*** EXTRACT TO READ ***
And then if we want to look at healthcare cost, again those are complicated studies but this one study done with women, one of the very few studies conducted with a large sample of women looking at the impact of PTSD and what they did in the study is that they categorized PTSD symptoms as low, moderate or high using the PCL, the PCL is the PTSD symptom – the PTSD checklist, those 7 items that people endorse whether or not they are bothered by the symptoms that are listed, it takes about a minute and a half to complete and 30 seconds to score if you can add up very quickly. We use it in primary care, we use it in trauma surgery, but anyways then they looked at the cost associated, the 6 months increment in cost for different care, specialty care in those with low, moderate or high PTSD symptom severity. And what you see here again is this linear relationship from low to moderate to high whereby women who had high levels of PTSD were using more healthcare for nonpsychiatric specialty care, both if you look at total cost or again looking at emergency care, pharmacy or outpatient care, inpatient and those are outpatient and inpatient nonpsychiatric care. Much more expensive over 6 months with people with high PTSD, so I think it’s worth considering doing screening among all the other things that we have to do if we are looking for efficient ways to reduce healthcare costs and improve outcomes in our patients.
Now how is that PTSD trauma exposure may be related to physical health and medical outcomes, and that’s really the questions and there are many mechanistic studies that have been done or ongoing to try to understand the mind/body relationships if you want. But generally speaking, actually I’ll go straight to the next one, I think it’s clear we can all agree that there is a central effect of posttraumatic stress disorder as well as a peripheral effect. We know that PTSD is associated with poor cardiovascular outcomes and even preclinical indices of poor cardiovascular outcomes. Those two might very well be related by the kind of behaviors, compensatory behaviors that people take on as a way of managing symptoms and all sorts of symptoms. And that with the combination of all of these we end up having a direct and very adverse, very varied effects on physical health
So the take home message from this really is that stress and trauma do effect not only mental health but physical health. Keep in mind that trauma exposure is a common occurrence in the general population and that between 50 and 90% of your patients have been exposed to trauma. Most people are resilient, most people can bounce back and they will, but stressors and traumas accumulate over a lifetime. PTSD is a common psychiatric disorder but trauma can also be associated with other kinds of mood and anxiety disorders that are frequently seen in all specialties. We have treatments that can be effective but I think that’s still an area that – I think it is an area that needs a lot of work. We can get some treatment response, we can get some good response, alleviation of symptoms but we are not there yet in terms of having a cure.
And finally, PTSD is bad for your health, which also points to opportunities for early detection and prevention and reformatting some of the interventions that we have to be able to do more of the acute management. Typically it takes 20 years for people with PTSD to seek treatment in psychiatry or psychology. They have many, many visits to their doctors before we see them there. And I will take questions if there are any questions. Thank you.
*** End of EXTRACT TO READ ***
*** THE DATA ***
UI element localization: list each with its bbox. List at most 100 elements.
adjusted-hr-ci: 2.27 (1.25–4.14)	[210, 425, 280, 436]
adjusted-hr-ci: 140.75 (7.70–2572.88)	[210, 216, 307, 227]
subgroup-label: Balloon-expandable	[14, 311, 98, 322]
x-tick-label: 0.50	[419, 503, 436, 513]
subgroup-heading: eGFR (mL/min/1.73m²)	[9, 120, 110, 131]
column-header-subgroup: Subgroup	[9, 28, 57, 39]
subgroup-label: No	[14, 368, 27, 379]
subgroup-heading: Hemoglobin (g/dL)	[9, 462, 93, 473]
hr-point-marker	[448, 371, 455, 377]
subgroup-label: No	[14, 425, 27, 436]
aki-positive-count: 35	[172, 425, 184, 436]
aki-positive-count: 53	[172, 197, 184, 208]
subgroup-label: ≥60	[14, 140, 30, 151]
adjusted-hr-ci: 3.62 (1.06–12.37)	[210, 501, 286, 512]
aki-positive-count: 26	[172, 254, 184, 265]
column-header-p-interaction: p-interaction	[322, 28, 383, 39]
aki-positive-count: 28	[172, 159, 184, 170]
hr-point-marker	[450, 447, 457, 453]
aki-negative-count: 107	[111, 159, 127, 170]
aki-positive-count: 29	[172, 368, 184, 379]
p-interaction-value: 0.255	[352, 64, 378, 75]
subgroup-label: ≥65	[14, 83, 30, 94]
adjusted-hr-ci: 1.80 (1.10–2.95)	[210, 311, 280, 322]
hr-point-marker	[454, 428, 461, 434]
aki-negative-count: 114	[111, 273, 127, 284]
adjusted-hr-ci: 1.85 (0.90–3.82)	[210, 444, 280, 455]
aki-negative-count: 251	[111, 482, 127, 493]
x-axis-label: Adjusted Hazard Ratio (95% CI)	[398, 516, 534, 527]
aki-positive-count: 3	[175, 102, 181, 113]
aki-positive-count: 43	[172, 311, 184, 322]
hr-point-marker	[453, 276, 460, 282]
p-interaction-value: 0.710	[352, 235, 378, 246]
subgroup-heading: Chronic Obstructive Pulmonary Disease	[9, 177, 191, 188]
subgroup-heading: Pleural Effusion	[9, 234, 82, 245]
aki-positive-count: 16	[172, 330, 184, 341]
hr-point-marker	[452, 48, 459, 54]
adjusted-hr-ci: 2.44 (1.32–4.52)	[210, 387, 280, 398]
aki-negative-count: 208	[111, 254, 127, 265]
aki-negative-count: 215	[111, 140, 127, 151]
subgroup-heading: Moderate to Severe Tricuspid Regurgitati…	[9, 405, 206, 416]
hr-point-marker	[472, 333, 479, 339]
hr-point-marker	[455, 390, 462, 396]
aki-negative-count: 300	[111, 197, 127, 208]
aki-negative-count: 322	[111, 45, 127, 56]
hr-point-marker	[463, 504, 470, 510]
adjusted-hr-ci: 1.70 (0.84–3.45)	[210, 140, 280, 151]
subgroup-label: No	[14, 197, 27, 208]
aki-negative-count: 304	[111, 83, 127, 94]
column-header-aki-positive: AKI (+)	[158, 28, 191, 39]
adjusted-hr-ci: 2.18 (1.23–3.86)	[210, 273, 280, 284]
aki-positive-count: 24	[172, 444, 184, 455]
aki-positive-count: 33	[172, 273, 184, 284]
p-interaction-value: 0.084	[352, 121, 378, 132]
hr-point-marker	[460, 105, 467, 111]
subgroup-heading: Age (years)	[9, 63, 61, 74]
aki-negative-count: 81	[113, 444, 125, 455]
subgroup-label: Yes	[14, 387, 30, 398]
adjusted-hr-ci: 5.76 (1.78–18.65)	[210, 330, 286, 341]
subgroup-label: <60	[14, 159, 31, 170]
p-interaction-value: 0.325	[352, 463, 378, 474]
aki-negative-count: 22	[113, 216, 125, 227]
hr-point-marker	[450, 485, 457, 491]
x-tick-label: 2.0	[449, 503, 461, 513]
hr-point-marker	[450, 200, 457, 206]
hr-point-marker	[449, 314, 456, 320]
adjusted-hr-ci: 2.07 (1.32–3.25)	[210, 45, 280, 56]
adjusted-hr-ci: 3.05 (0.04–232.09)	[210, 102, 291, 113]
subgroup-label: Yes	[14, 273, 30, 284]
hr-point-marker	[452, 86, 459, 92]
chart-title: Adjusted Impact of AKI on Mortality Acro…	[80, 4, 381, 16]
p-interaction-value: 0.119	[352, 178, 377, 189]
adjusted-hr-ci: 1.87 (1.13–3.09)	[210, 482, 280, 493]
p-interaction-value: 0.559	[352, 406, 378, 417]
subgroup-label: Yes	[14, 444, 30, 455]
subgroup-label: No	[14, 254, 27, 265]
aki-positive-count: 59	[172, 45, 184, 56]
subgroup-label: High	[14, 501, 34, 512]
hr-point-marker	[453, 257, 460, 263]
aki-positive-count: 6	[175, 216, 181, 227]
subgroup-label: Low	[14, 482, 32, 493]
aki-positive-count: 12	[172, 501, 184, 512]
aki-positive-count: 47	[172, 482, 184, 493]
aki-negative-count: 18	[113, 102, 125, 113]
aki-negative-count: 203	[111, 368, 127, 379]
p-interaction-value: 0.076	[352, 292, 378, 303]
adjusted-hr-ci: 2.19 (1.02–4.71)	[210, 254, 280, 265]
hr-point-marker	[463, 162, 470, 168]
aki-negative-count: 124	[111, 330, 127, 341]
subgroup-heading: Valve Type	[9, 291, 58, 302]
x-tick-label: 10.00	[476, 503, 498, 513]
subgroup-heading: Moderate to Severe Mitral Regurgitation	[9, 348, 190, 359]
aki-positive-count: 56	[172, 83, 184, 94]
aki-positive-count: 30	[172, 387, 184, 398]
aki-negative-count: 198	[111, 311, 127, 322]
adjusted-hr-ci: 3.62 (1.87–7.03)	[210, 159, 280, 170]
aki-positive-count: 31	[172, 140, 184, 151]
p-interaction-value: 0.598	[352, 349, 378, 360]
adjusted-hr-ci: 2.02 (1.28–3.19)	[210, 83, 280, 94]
*** End of THE DATA ***
(DIRECTIONS)
Can you write out the passage of the PTSD talk above, word for word, from "And finally, PTSD" to "questions. Thank you."?

(OUTPUT BELOW)
And finally, PTSD is bad for your health, which also points to opportunities for early detection and prevention and reformatting some of the interventions that we have to be able to do more of the acute management. Typically it takes 20 years for people with PTSD to seek treatment in psychiatry or psychology. They have many, many visits to their doctors before we see them there. And I will take questions if there are any questions. Thank you.